Task instructions –
Copy out every line in the entries below that includes "Code".

--- start ---

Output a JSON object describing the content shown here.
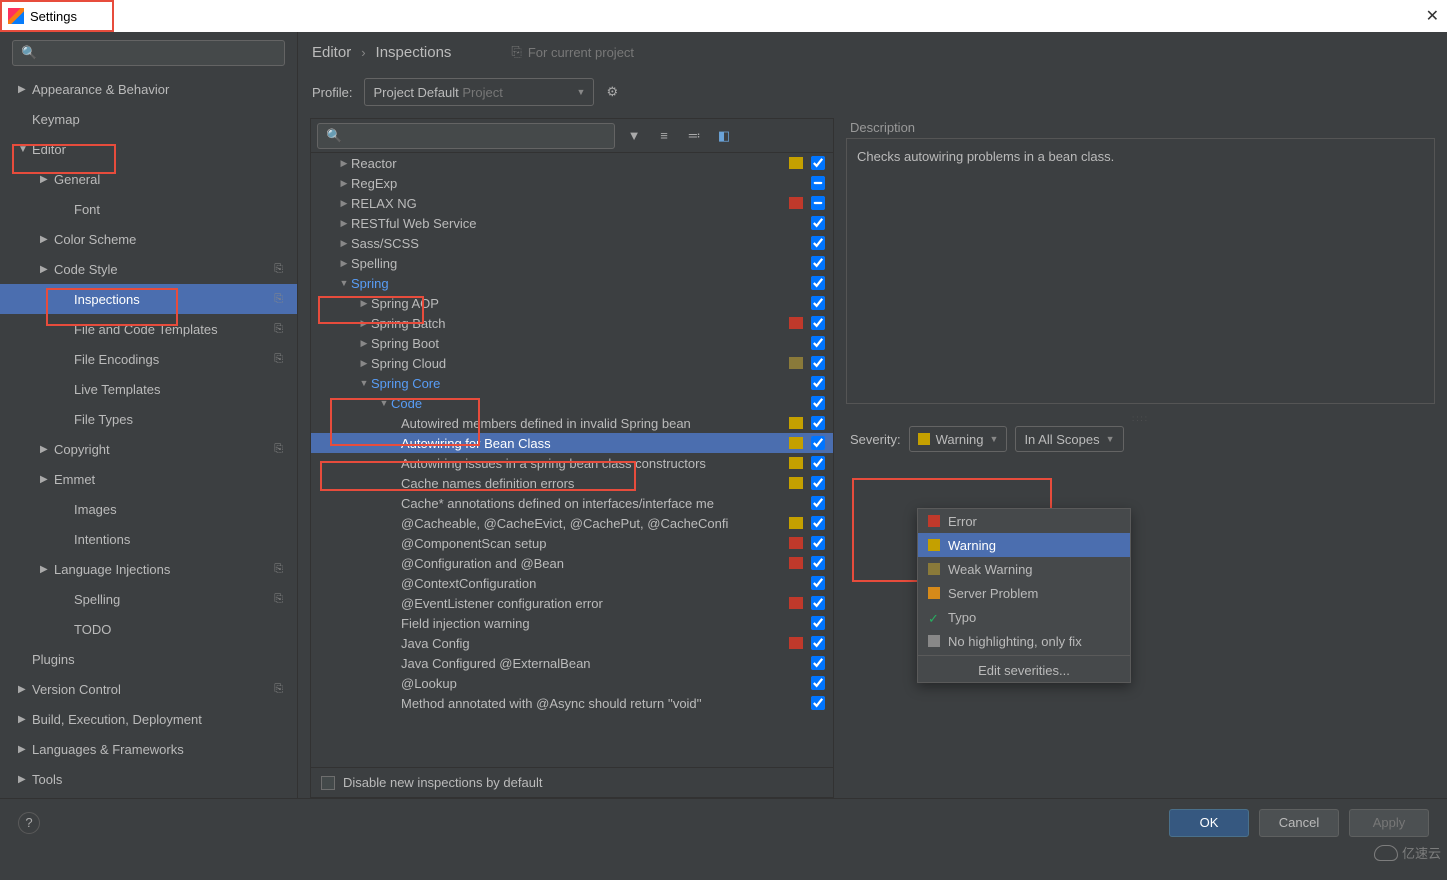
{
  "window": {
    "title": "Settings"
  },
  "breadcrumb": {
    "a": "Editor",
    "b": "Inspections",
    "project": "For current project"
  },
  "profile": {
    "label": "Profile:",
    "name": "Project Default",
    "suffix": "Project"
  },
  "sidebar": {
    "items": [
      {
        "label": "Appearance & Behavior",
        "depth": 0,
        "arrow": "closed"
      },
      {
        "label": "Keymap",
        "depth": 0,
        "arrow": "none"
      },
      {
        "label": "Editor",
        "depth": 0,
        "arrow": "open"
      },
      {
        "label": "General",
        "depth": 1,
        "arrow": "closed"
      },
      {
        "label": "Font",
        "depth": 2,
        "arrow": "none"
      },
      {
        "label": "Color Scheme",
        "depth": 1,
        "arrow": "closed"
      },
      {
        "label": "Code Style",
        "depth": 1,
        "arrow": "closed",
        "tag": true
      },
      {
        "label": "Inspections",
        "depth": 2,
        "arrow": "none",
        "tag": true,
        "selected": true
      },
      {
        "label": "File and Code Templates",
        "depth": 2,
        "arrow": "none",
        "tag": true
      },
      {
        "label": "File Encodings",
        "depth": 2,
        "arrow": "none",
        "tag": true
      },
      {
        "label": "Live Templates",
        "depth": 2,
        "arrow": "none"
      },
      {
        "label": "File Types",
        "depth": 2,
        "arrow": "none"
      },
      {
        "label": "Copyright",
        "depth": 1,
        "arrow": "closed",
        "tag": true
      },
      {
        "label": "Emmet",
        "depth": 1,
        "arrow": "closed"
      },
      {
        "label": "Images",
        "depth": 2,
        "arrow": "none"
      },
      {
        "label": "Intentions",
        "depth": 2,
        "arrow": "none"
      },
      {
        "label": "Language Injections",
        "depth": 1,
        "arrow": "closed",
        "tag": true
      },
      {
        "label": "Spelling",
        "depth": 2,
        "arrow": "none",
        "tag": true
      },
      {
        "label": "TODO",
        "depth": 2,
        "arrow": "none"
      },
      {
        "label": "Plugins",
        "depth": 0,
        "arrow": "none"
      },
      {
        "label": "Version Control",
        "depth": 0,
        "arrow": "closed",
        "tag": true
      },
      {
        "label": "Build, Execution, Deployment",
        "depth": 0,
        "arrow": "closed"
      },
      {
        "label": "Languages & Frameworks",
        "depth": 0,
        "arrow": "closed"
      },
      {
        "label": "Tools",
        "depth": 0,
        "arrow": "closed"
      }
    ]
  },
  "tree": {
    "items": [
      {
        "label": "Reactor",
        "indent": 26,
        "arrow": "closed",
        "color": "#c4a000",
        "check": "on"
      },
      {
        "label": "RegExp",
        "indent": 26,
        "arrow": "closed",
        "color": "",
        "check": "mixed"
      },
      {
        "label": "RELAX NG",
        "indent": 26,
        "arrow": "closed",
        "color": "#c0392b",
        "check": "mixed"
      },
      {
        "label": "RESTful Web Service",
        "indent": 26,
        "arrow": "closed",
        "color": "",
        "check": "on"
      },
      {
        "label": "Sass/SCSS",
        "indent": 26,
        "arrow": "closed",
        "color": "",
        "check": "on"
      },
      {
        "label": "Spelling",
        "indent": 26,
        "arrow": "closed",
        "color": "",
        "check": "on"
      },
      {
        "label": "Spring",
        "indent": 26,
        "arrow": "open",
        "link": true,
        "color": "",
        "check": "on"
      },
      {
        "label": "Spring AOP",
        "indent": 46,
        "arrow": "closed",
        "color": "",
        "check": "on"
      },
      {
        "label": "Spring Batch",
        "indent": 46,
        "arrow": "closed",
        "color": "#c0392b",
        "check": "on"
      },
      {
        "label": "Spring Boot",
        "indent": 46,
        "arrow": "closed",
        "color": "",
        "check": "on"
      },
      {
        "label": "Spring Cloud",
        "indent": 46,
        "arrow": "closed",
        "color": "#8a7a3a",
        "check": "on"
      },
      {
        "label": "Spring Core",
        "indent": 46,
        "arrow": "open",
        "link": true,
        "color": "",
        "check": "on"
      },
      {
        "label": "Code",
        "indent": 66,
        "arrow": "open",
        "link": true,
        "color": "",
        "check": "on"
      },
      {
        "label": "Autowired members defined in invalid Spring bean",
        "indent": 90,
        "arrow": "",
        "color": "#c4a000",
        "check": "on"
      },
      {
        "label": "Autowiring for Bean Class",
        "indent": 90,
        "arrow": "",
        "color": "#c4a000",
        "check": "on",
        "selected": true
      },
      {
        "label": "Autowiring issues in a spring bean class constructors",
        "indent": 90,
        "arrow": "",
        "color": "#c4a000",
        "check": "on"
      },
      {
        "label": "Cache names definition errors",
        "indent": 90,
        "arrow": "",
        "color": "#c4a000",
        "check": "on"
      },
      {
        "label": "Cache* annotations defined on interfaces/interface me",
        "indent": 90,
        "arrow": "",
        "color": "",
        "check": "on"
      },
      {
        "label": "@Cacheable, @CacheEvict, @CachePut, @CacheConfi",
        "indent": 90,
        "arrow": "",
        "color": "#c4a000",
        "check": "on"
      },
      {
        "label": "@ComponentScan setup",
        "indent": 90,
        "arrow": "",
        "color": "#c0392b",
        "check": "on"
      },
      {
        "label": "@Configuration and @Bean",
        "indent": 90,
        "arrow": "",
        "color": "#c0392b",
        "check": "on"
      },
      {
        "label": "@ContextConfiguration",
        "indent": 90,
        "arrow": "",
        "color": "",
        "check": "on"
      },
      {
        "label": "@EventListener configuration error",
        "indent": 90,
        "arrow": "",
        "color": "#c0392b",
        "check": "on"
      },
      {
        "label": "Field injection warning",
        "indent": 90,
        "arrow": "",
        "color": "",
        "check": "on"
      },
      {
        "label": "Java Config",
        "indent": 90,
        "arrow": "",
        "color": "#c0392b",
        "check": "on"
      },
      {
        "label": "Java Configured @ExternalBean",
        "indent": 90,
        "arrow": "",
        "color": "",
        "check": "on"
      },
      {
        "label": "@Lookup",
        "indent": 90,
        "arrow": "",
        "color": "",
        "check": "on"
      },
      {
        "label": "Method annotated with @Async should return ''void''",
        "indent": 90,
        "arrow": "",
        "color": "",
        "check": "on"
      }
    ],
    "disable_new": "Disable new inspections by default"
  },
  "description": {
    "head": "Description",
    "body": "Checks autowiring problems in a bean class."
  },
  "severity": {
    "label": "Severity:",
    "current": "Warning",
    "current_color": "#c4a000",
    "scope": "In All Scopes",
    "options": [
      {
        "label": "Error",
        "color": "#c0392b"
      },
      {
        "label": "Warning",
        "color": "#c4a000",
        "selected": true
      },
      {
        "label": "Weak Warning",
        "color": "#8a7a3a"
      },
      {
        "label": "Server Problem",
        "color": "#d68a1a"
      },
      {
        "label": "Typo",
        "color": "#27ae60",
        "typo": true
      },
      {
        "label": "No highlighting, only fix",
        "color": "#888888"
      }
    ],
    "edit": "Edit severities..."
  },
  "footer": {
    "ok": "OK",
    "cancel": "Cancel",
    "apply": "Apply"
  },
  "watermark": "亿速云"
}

--- end ---
--- start ---

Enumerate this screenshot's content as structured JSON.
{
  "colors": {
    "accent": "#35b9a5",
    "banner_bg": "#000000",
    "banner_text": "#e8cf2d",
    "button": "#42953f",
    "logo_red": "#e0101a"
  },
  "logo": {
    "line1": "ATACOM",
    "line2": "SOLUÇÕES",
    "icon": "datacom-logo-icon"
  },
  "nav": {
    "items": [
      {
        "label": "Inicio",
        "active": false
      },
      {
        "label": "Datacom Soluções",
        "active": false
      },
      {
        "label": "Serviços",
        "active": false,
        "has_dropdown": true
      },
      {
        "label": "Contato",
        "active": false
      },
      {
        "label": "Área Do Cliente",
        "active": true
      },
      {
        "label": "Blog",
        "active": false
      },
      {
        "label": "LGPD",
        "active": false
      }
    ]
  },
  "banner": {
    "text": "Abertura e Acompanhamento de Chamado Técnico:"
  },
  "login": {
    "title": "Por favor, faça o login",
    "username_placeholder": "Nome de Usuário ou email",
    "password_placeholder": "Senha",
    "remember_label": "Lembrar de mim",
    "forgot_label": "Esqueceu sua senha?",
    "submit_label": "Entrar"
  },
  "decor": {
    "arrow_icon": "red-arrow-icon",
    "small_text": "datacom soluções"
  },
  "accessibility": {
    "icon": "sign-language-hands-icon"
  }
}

--- end ---

Task result –
        "label": "Code Style",
        "label": "File and Code Templates",
        "label": "Code",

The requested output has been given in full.